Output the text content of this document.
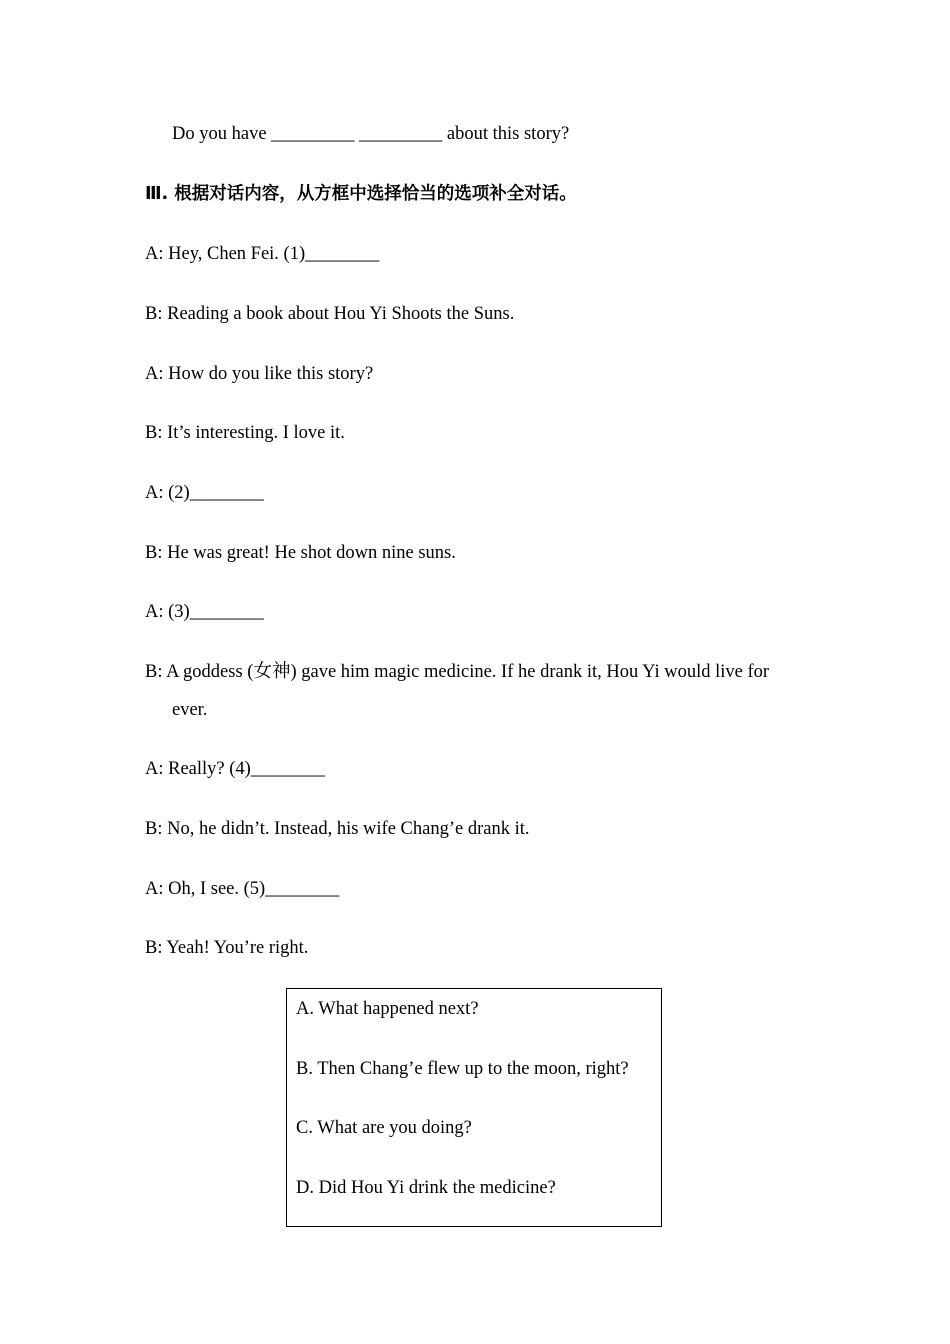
Do you have _________ _________ about this story?
Ⅲ. 根据对话内容，从方框中选择恰当的选项补全对话。
A: Hey, Chen Fei. (1)________
B: Reading a book about Hou Yi Shoots the Suns.
A: How do you like this story?
B: It’s interesting. I love it.
A: (2)________
B: He was great! He shot down nine suns.
A: (3)________
B: A goddess (女神) gave him magic medicine. If he drank it, Hou Yi would live for
ever.
A: Really? (4)________
B: No, he didn’t. Instead, his wife Chang’e drank it.
A: Oh, I see. (5)________
B: Yeah! You’re right.
A. What happened next?
B. Then Chang’e flew up to the moon, right?
C. What are you doing?
D. Did Hou Yi drink the medicine?
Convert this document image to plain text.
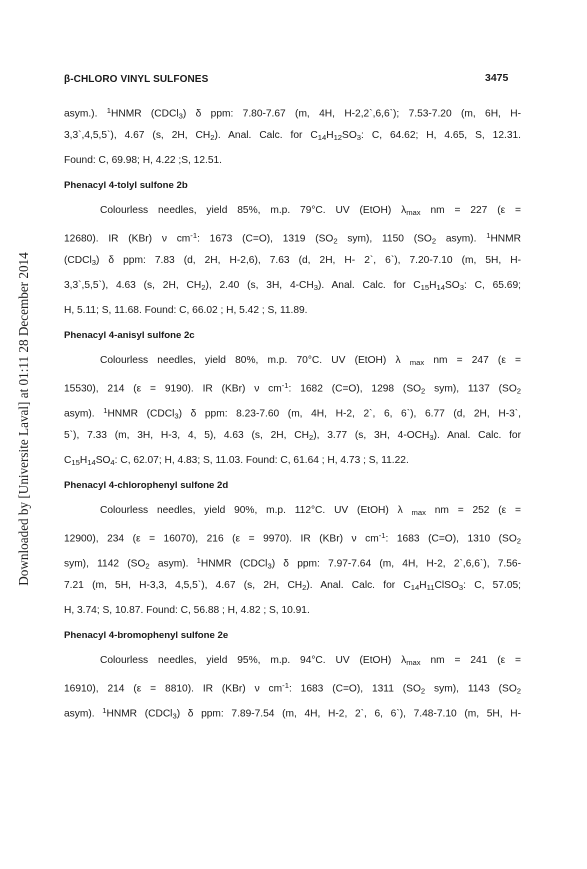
Downloaded by [Universite Laval] at 01:11 28 December 2014
β-CHLORO VINYL SULFONES	3475
asym.). $^1$HNMR (CDCl$_3$) δ ppm: 7.80-7.67 (m, 4H, H-2,2`,6,6`); 7.53-7.20 (m, 6H, H-
3,3`,4,5,5`), 4.67 (s, 2H, $CH_2$). Anal. Calc. for $C_{14}H_{12}SO_3$: C, 64.62; H, 4.65, S, 12.31.
Found: C, 69.98; H, 4.22 ;S, 12.51.
Phenacyl 4-tolyl sulfone 2b
Colourless needles, yield 85%, m.p. 79°C. UV (EtOH) $\lambda_{max}$ nm = 227 (ε =
12680). IR (KBr) ν $cm^{-1}$: 1673 (C=O), 1319 ($SO_2$ sym), 1150 ($SO_2$ asym). $^1$HNMR
(CDCl$_3$) δ ppm: 7.83 (d, 2H, H-2,6), 7.63 (d, 2H, H- 2`, 6`), 7.20-7.10 (m, 5H, H-
3,3`,5,5`), 4.63 (s, 2H, $CH_2$), 2.40 (s, 3H, $4-CH_3$). Anal. Calc. for $C_{15}H_{14}SO_3$: C, 65.69;
H, 5.11; S, 11.68. Found: C, 66.02 ; H, 5.42 ; S, 11.89.
Phenacyl 4-anisyl sulfone 2c
Colourless needles, yield 80%, m.p. 70°C. UV (EtOH) λ $_{max}$ nm = 247 (ε =
15530), 214 (ε = 9190). IR (KBr) ν $cm^{-1}$: 1682 (C=O), 1298 ($SO_2$ sym), 1137 ($SO_2$
asym). $^1$HNMR (CDCl$_3$) δ ppm: 8.23-7.60 (m, 4H, H-2, 2`, 6, 6`), 6.77 (d, 2H, H-3`,
5`), 7.33 (m, 3H, H-3, 4, 5), 4.63 (s, 2H, $CH_2$), 3.77 (s, 3H, $4-OCH_3$). Anal. Calc. for
$C_{15}H_{14}SO_4$: C, 62.07; H, 4.83; S, 11.03. Found: C, 61.64 ; H, 4.73 ; S, 11.22.
Phenacyl 4-chlorophenyl sulfone 2d
Colourless needles, yield 90%, m.p. 112°C. UV (EtOH) λ $_{max}$ nm = 252 (ε =
12900), 234 (ε = 16070), 216 (ε = 9970). IR (KBr) ν $cm^{-1}$: 1683 (C=O), 1310 ($SO_2$
sym), 1142 ($SO_2$ asym). $^1$HNMR (CDCl$_3$) δ ppm: 7.97-7.64 (m, 4H, H-2, 2`,6,6`), 7.56-
7.21 (m, 5H, H-3,3, 4,5,5`), 4.67 (s, 2H, $CH_2$). Anal. Calc. for $C_{14}H_{11}ClSO_3$: C, 57.05;
H, 3.74; S, 10.87. Found: C, 56.88 ; H, 4.82 ; S, 10.91.
Phenacyl 4-bromophenyl sulfone 2e
Colourless needles, yield 95%, m.p. 94°C. UV (EtOH) $\lambda_{max}$ nm = 241 (ε =
16910), 214 (ε = 8810). IR (KBr) ν $cm^{-1}$: 1683 (C=O), 1311 ($SO_2$ sym), 1143 ($SO_2$
asym). $^1$HNMR (CDCl$_3$) δ ppm: 7.89-7.54 (m, 4H, H-2, 2`, 6, 6`), 7.48-7.10 (m, 5H, H-
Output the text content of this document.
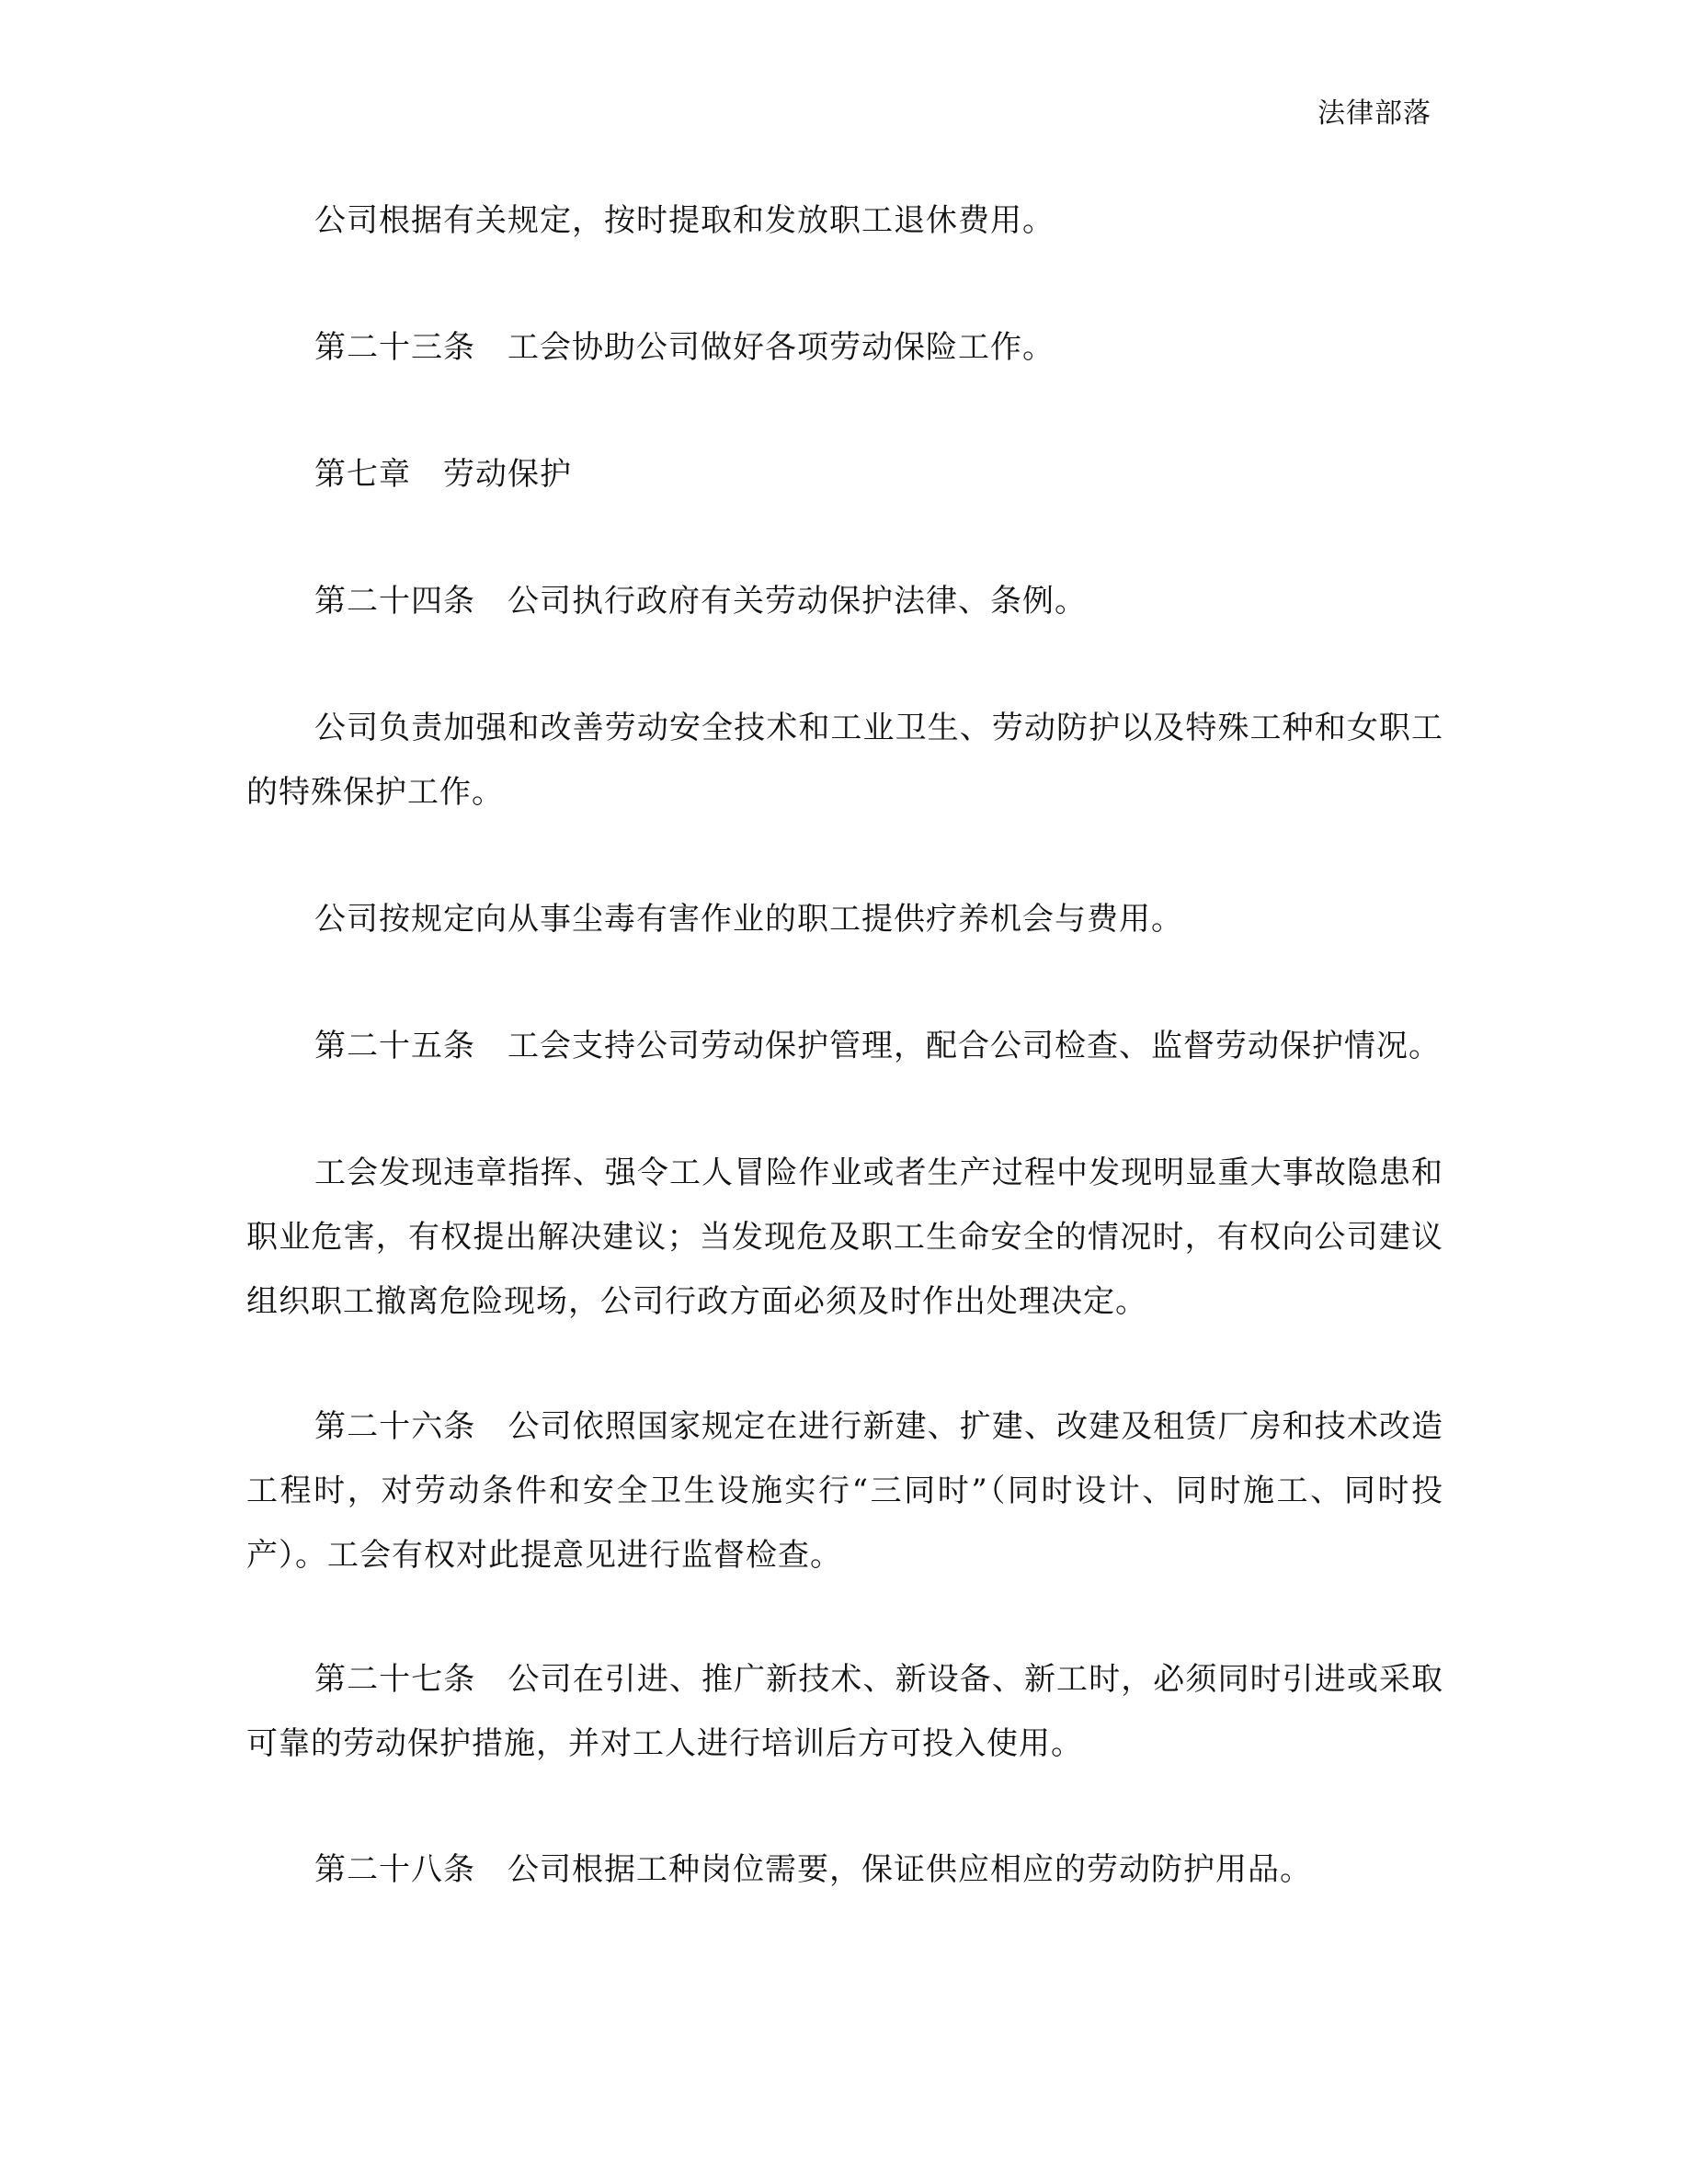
法律部落

公司根据有关规定，按时提取和发放职工退休费用。

第二十三条　工会协助公司做好各项劳动保险工作。

第七章　劳动保护

第二十四条　公司执行政府有关劳动保护法律、条例。

公司负责加强和改善劳动安全技术和工业卫生、劳动防护以及特殊工种和女职工的特殊保护工作。

公司按规定向从事尘毒有害作业的职工提供疗养机会与费用。

第二十五条　工会支持公司劳动保护管理，配合公司检查、监督劳动保护情况。

工会发现违章指挥、强令工人冒险作业或者生产过程中发现明显重大事故隐患和职业危害，有权提出解决建议；当发现危及职工生命安全的情况时，有权向公司建议组织职工撤离危险现场，公司行政方面必须及时作出处理决定。

第二十六条　公司依照国家规定在进行新建、扩建、改建及租赁厂房和技术改造工程时，对劳动条件和安全卫生设施实行“三同时”（同时设计、同时施工、同时投产）。工会有权对此提意见进行监督检查。

第二十七条　公司在引进、推广新技术、新设备、新工时，必须同时引进或采取可靠的劳动保护措施，并对工人进行培训后方可投入使用。

第二十八条　公司根据工种岗位需要，保证供应相应的劳动防护用品。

Required task:
Return each line where "Colourless" shows up.

Solution for this task:
Colourless needles, yield 85%, m.p. 79°C. UV (EtOH) $\lambda_{max}$ nm = 227 (ε =
Colourless needles, yield 80%, m.p. 70°C. UV (EtOH) λ $_{max}$ nm = 247 (ε =
Colourless needles, yield 90%, m.p. 112°C. UV (EtOH) λ $_{max}$ nm = 252 (ε =
Colourless needles, yield 95%, m.p. 94°C. UV (EtOH) $\lambda_{max}$ nm = 241 (ε =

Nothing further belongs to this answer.